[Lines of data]
☆ ☆ ☆ ☆ ☆
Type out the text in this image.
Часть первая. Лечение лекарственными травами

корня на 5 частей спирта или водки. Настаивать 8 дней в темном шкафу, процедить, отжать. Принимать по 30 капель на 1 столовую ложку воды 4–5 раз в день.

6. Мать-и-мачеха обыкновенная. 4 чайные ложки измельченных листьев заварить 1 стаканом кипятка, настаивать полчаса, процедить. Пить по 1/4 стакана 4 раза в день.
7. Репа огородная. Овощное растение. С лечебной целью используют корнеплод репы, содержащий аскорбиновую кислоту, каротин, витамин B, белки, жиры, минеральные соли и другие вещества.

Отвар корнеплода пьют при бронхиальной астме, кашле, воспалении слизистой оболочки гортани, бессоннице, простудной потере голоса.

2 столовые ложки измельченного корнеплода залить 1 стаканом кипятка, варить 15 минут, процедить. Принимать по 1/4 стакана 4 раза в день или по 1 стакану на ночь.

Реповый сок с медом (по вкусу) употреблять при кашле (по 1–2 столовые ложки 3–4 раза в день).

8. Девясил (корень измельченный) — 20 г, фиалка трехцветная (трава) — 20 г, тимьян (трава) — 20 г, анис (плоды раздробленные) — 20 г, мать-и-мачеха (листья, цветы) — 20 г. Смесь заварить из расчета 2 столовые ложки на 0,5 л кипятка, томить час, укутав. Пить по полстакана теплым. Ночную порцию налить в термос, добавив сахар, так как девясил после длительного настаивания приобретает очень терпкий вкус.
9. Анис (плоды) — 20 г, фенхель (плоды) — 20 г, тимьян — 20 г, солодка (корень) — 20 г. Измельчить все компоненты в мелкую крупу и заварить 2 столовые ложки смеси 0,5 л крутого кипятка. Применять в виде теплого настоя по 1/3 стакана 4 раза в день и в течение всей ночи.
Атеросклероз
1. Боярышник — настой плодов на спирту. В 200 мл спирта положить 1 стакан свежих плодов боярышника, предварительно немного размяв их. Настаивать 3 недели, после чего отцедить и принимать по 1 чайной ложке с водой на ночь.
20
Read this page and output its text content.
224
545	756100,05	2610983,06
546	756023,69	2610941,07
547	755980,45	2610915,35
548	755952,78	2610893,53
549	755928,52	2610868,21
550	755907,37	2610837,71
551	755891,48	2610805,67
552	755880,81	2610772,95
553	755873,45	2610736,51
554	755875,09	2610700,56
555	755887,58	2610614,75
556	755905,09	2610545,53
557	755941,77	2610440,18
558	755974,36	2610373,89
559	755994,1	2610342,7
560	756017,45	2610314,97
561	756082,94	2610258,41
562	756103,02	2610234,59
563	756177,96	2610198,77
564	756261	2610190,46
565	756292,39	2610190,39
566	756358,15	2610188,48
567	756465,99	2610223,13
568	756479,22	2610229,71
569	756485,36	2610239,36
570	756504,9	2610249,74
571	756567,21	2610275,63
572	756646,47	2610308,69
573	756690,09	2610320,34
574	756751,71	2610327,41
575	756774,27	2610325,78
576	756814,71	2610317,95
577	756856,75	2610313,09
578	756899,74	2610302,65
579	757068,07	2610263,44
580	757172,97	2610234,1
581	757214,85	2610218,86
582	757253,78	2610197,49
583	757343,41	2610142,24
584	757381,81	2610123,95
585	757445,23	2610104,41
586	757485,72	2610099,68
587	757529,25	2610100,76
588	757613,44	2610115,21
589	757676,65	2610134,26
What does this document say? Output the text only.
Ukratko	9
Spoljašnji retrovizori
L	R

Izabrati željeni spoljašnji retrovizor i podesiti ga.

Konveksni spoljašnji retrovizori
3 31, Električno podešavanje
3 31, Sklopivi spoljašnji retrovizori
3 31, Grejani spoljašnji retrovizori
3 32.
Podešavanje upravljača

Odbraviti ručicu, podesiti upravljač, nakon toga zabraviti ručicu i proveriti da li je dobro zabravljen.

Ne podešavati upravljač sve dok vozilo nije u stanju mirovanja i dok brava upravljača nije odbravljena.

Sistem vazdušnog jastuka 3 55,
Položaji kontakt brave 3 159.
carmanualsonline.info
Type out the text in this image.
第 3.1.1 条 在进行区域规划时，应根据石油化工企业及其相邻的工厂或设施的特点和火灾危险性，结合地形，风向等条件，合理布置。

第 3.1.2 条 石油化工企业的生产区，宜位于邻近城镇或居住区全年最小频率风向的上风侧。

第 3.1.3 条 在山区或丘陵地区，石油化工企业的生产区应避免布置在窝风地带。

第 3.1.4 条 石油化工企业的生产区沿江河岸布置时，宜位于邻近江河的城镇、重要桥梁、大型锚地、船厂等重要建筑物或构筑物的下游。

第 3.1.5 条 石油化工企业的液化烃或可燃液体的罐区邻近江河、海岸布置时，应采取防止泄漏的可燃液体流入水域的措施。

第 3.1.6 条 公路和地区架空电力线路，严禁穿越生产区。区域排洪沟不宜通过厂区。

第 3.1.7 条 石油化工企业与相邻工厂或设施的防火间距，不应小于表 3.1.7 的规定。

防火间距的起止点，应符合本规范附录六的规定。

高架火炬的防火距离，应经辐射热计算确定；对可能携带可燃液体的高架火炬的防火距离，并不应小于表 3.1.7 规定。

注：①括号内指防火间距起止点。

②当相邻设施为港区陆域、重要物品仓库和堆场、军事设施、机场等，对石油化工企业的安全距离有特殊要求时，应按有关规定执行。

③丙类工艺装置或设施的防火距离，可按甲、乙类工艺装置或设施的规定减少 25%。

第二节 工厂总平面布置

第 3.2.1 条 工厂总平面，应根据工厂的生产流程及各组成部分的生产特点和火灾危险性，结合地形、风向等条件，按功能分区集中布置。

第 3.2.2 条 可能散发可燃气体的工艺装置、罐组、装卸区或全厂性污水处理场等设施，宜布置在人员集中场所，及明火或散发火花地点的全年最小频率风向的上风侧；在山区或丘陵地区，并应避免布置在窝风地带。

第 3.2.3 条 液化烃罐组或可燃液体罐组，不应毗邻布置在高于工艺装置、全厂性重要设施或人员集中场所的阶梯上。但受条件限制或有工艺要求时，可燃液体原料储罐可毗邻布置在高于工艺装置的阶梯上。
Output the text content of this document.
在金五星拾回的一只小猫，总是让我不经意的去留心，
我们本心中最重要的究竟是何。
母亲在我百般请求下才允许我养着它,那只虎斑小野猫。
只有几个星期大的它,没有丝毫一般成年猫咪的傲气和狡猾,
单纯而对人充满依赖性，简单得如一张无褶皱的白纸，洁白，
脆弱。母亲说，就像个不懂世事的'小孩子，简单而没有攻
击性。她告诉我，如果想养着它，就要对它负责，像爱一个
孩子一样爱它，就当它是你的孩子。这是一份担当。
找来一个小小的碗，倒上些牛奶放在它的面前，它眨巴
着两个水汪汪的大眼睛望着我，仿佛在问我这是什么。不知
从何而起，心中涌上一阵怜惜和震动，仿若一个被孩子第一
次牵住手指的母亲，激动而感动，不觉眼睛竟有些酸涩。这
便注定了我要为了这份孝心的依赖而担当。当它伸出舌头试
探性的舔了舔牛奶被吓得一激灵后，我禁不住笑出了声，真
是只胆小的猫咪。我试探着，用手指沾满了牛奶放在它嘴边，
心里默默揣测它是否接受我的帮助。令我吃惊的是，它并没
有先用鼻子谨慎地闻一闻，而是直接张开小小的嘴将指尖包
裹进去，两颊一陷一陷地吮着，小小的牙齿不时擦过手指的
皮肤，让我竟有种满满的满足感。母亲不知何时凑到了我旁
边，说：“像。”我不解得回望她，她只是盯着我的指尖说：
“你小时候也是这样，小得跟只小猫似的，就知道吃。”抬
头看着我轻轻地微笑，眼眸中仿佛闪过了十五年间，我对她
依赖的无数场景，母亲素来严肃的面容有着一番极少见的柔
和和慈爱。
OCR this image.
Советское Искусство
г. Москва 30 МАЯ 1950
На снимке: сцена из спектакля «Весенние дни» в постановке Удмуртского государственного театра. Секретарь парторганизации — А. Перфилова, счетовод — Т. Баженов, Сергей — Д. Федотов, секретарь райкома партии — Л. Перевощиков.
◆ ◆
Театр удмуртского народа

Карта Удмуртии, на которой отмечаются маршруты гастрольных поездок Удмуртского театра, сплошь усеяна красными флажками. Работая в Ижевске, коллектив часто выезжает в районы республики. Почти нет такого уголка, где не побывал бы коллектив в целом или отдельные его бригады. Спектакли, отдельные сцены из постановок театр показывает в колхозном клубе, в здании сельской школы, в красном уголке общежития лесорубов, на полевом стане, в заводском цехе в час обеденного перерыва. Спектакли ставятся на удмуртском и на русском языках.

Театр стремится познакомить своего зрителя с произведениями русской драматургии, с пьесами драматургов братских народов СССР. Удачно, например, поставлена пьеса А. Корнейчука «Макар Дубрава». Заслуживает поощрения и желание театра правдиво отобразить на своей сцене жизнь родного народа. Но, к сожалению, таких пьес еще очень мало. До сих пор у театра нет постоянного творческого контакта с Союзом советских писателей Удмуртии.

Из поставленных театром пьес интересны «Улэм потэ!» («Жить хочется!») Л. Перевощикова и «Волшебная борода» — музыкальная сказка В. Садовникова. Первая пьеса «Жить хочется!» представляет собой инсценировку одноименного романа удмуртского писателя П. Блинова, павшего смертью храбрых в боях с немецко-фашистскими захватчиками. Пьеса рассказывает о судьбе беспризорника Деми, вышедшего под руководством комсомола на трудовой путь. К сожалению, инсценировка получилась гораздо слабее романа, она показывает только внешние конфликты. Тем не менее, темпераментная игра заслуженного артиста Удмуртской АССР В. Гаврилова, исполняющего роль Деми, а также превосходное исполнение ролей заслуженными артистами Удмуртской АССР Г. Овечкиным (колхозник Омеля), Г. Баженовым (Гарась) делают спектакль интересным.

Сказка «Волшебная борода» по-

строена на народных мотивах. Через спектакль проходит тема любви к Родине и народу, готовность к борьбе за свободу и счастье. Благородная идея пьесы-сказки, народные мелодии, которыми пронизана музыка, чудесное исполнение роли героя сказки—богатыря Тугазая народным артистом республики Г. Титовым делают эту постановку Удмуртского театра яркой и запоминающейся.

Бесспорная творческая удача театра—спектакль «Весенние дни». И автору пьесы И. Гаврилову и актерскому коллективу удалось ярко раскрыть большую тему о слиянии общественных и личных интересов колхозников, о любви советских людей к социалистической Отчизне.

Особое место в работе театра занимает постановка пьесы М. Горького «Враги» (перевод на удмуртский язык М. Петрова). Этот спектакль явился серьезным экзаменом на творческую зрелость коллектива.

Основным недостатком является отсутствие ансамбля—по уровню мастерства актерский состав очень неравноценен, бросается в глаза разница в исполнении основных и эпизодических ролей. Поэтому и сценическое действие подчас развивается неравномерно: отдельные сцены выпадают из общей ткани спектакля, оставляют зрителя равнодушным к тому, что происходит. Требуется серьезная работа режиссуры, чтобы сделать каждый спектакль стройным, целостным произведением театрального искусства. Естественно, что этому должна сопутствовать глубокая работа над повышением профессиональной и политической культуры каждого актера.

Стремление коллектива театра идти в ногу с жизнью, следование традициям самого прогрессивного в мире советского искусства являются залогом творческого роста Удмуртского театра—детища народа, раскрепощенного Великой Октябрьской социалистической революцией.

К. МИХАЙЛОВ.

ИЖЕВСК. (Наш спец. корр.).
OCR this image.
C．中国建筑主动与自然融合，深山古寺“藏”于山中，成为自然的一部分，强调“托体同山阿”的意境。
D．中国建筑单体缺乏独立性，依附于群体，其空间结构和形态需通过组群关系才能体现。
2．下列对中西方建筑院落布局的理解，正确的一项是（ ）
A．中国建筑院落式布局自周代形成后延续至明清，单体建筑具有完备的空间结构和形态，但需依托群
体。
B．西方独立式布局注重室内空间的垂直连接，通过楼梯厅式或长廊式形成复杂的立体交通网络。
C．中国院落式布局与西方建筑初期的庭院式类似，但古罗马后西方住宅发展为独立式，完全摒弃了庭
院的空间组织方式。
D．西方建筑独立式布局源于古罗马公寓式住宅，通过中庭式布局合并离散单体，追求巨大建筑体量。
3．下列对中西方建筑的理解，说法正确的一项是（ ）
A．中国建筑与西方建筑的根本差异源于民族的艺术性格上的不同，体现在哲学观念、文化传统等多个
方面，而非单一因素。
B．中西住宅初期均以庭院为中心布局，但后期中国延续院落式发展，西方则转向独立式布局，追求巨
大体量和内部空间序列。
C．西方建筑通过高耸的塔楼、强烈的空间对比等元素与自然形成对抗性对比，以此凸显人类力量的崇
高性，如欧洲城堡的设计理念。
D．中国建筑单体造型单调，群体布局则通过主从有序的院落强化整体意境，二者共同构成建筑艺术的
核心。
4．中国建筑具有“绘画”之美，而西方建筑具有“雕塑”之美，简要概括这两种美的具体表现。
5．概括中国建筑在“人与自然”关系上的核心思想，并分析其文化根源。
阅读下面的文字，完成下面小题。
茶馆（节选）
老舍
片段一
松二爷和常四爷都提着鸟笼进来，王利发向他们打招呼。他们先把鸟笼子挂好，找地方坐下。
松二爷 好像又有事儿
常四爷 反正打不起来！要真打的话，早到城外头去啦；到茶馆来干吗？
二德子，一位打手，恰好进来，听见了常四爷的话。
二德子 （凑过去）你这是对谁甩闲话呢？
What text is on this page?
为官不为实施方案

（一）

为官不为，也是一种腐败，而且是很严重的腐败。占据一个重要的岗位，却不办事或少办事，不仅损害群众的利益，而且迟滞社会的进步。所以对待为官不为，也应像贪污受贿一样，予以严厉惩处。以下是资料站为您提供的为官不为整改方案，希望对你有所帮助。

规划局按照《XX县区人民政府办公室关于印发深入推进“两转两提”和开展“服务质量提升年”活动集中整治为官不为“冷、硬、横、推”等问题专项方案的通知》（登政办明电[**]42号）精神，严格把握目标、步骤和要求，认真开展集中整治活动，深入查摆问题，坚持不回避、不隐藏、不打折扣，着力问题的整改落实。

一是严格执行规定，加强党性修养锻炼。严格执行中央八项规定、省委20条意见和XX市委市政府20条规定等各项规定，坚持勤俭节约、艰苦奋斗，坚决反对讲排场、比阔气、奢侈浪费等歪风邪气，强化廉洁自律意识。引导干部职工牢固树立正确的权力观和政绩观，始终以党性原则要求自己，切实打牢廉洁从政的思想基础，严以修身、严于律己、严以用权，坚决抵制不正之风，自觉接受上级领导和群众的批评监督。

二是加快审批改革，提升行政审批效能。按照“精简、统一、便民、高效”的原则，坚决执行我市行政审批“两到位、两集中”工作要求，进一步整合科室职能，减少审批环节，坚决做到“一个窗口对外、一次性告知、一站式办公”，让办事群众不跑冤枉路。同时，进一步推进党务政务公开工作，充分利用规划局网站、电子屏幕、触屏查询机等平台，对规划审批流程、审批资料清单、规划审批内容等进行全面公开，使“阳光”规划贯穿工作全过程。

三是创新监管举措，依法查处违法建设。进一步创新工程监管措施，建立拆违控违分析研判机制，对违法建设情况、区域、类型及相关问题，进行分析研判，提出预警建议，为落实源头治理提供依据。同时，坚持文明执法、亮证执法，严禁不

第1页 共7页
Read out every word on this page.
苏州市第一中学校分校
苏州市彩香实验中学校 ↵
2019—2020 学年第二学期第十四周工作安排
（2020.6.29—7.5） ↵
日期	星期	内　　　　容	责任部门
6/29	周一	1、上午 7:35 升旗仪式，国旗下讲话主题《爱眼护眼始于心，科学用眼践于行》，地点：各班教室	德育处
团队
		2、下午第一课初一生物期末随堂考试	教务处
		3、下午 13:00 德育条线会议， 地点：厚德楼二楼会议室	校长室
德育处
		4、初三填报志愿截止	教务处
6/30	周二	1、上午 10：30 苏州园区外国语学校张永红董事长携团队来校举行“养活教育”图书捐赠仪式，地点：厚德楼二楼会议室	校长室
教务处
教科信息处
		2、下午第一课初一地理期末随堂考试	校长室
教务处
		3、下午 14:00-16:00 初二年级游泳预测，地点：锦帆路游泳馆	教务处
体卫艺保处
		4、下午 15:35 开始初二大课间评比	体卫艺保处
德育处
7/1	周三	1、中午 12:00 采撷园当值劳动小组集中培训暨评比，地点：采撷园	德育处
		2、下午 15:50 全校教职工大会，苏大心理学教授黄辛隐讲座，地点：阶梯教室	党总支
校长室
☆ ☆ ☆ ☆ ☆
— WHAT YOU WILL DO —
Answer with one number: how many lines in the listing hold "искусства".

— RESPONSE BELOW —
2